Text block:
You are viewing a plain text version of this content. The canonical link for it is here.
Posted to user@tez.apache.org by Hitesh Shah <hi...@apache.org> on 2016/11/02 00:58:57 UTC

Re: Hive+Tez staging dir and scratch dir

Hello Dharmesh,

The tez staging dir is where scratch data is kept for the lifetime of the Tez session. i.e. data which can be deleted once the application completes.
  
Staging data includes the following:
  - recovery logs used by the Tez AM for checkpointing state
  - Configs and/or dag plan payloads that are sent across to the AM via the staging dir. 

This staging directory location is configurable and overridable by the upper layer application. In the case of Hive, Hive uses the scratch dir as the Tez staging dir for the lifetime of the Hive session. 

For the actual usage of the hive staging dir and scratch dir, I suggest trying out the user@hive mailing list. 

thanks
— Hitesh 


> On Oct 31, 2016, at 2:41 PM, Dharmesh Kakadia <dh...@gmail.com> wrote:
> 
> Hi,
> 
> I am trying to understand meaning and relation between following configurations when running Hive on Tez.
> 
> hive.exec.stagingdir
> tez.staging-dir
> hive.exec.scratchdir	
> 
> Thanks,
> Dharmesh


Re: Hive+Tez staging dir and scratch dir

Posted by Dharmesh Kakadia <dh...@gmail.com>.
Thanks Hitesh for clarification. I am running out of disk space while
converting a large table to ORC format from text. Does ORC conversion use
local disk space while the query is running?

Data extract:

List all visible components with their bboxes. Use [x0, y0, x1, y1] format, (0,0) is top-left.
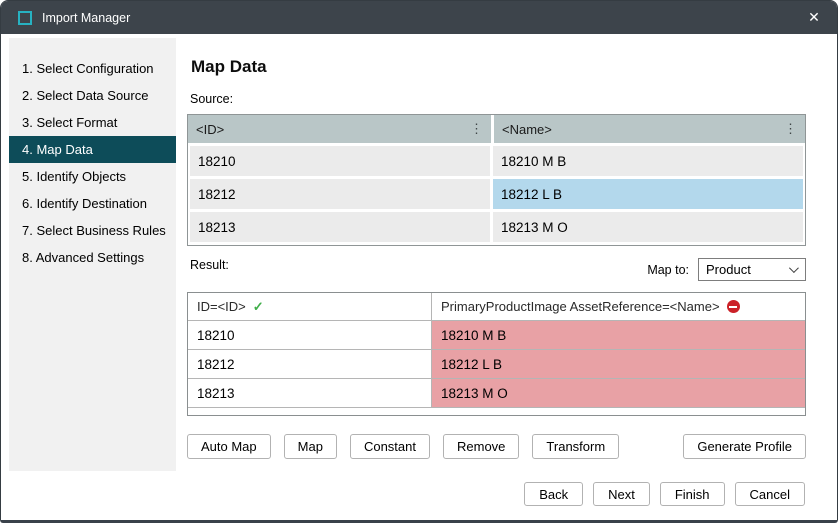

Required work:
[1] Decide whether each statement agrees with the mail thread about Hive and Tez staging directories, and for each one answer yes or no and quote the words of the thread that decide it:
(a) Tez staging data includes recovery logs that the Tez AM uses for checkpointing state.
(b) The upper layer application cannot override the staging directory location.
(c) Hive uses the scratch dir as the Tez staging dir for the lifetime of the Hive session.
[2] Pick up the mail thread about Hive and Tez staging directories after its last sentence and continue it.
The lines are not needed for anything here.

Per-task answers:
[1]
(a) Yes: "recovery logs used by the Tez AM for checkpointing state"
(b) No: "This staging directory location is configurable and overridable by the upper layer application."
(c) Yes: "Hive uses the scratch dir as the Tez staging dir for the lifetime of the Hive session."

[2]
Thanks,
Dharmesh

On Tue, Nov 1, 2016 at 5:58 PM, Hitesh Shah <hi...@apache.org> wrote:

> Hello Dharmesh,
>
> The tez staging dir is where scratch data is kept for the lifetime of the
> Tez session. i.e. data which can be deleted once the application completes.
>
> Staging data includes the following:
>   - recovery logs used by the Tez AM for checkpointing state
>   - Configs and/or dag plan payloads that are sent across to the AM via
> the staging dir.
>
> This staging directory location is configurable and overridable by the
> upper layer application. In the case of Hive, Hive uses the scratch dir as
> the Tez staging dir for the lifetime of the Hive session.
>
> For the actual usage of the hive staging dir and scratch dir, I suggest
> trying out the user@hive mailing list.
>
> thanks
> — Hitesh
>
>
> > On Oct 31, 2016, at 2:41 PM, Dharmesh Kakadia <dh...@gmail.com>
> wrote:
> >
> > Hi,
> >
> > I am trying to understand meaning and relation between following
> configurations when running Hive on Tez.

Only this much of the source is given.